▶ Aim
Across the material below, how many lines contain the word "Blanc"? Give only the number.

[Figure record extracts]
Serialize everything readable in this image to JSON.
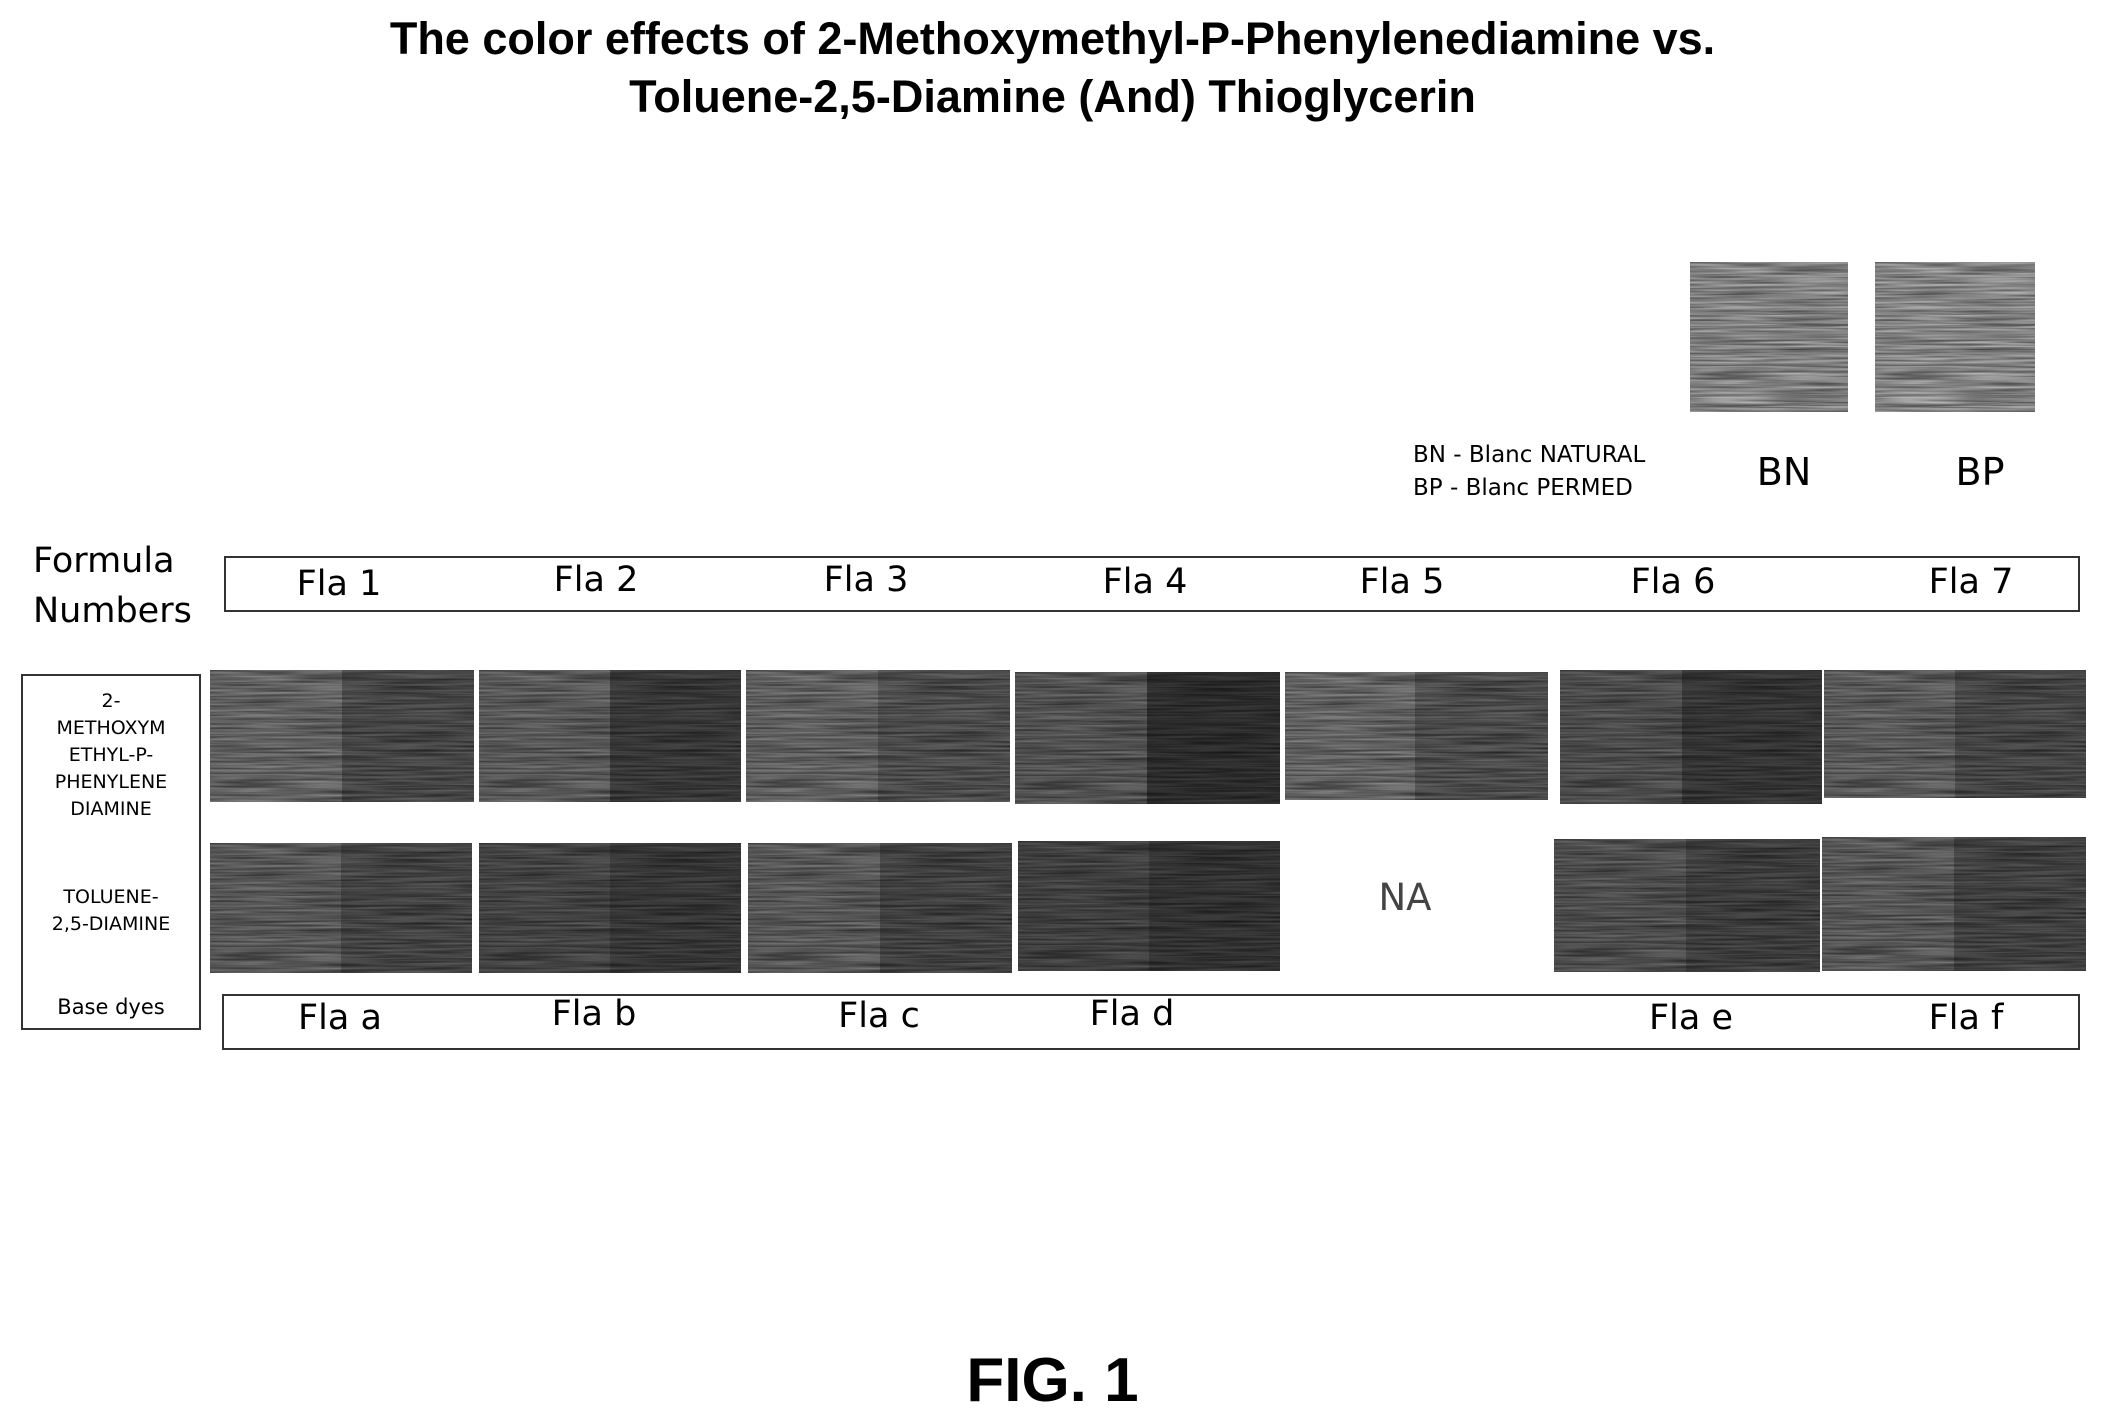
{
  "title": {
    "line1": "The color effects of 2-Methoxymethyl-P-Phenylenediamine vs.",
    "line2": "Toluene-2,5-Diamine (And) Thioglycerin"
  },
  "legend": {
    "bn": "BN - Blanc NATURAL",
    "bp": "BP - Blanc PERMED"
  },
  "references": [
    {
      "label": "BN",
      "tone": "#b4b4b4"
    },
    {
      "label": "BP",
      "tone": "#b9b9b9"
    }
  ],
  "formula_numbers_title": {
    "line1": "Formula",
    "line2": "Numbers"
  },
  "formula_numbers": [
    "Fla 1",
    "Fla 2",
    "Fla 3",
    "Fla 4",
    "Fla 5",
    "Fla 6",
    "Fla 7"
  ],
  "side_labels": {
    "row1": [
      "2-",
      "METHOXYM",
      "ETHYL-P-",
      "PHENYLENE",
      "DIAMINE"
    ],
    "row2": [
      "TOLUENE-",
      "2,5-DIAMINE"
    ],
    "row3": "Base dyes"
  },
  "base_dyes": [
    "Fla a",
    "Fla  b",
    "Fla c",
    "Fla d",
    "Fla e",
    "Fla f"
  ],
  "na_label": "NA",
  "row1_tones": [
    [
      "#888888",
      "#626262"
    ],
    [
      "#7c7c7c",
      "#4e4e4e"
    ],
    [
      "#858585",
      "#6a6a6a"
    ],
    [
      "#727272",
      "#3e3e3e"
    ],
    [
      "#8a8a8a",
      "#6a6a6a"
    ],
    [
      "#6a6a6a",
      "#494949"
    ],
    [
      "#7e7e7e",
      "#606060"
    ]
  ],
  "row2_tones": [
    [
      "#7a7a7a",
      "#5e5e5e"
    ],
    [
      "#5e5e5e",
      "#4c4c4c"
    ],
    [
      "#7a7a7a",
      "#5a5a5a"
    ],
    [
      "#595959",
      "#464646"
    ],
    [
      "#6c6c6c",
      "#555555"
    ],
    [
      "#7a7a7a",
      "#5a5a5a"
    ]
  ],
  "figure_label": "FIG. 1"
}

==

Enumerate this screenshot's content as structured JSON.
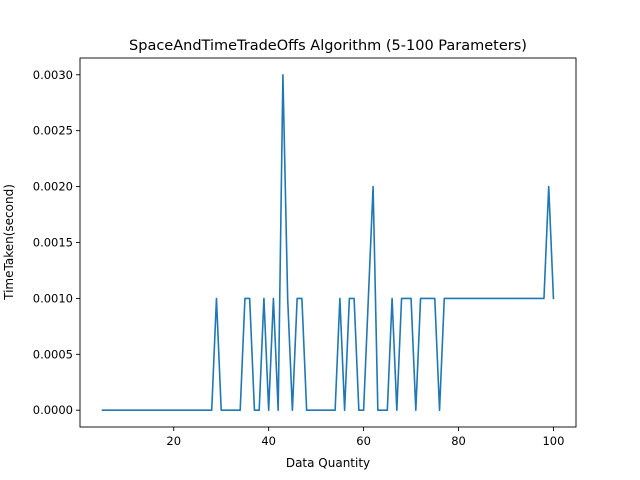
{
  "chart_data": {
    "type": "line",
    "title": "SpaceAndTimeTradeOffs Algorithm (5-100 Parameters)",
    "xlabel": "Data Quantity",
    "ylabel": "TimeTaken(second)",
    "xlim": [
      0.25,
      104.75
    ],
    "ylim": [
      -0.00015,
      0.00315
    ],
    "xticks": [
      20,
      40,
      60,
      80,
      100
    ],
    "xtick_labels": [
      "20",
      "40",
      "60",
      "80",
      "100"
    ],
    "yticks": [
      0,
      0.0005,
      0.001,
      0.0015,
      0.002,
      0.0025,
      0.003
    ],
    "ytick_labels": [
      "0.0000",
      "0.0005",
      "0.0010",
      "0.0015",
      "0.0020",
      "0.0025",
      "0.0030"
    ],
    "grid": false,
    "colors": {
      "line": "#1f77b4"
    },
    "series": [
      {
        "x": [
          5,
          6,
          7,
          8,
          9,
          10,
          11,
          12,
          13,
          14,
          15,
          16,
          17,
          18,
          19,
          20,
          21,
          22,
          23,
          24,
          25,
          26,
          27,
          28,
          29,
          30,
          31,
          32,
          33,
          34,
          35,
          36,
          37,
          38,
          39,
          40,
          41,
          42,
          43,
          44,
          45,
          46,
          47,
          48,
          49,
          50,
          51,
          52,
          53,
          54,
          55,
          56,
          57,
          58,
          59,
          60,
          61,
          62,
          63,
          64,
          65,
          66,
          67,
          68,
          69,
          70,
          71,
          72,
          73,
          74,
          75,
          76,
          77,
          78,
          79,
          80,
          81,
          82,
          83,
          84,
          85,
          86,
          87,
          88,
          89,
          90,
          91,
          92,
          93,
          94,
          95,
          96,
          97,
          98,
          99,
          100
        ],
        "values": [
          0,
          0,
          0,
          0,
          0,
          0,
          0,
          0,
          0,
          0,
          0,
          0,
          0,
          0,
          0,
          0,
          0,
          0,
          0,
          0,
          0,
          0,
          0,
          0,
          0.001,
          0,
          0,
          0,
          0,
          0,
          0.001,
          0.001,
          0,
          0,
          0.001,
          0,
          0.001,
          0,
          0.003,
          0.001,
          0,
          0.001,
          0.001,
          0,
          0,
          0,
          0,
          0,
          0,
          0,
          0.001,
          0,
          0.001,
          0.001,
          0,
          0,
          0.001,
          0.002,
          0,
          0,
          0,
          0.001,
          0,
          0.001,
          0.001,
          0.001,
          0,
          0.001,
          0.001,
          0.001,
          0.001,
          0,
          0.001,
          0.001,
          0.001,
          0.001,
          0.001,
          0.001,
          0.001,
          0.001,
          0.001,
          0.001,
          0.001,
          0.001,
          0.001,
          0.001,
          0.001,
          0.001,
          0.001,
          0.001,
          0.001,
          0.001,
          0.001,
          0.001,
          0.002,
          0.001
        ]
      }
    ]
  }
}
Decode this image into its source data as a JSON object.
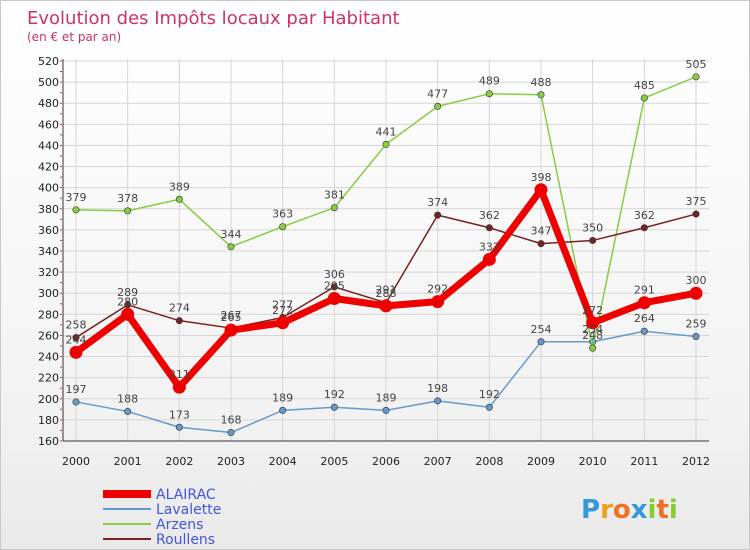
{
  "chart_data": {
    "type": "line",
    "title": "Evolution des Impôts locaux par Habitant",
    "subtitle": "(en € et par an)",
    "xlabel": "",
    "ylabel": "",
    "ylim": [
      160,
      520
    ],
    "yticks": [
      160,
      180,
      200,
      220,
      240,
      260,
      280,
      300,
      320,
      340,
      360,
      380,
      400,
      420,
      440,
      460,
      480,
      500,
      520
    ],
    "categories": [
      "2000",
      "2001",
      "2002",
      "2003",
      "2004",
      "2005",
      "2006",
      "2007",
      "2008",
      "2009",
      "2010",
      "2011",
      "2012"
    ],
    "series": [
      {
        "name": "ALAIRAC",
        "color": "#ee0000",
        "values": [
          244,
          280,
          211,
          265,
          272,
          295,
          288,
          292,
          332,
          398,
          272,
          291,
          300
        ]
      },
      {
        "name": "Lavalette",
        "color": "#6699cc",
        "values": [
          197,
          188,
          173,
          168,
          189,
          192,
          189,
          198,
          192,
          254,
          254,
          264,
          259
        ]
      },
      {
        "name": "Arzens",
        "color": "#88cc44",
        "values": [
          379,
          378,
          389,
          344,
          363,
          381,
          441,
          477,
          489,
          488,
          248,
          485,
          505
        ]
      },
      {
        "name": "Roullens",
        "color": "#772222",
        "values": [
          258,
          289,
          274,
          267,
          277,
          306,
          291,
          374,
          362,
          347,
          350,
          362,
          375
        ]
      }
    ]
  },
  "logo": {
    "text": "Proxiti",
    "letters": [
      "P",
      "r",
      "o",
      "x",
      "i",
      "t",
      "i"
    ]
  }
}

▶ The answer
2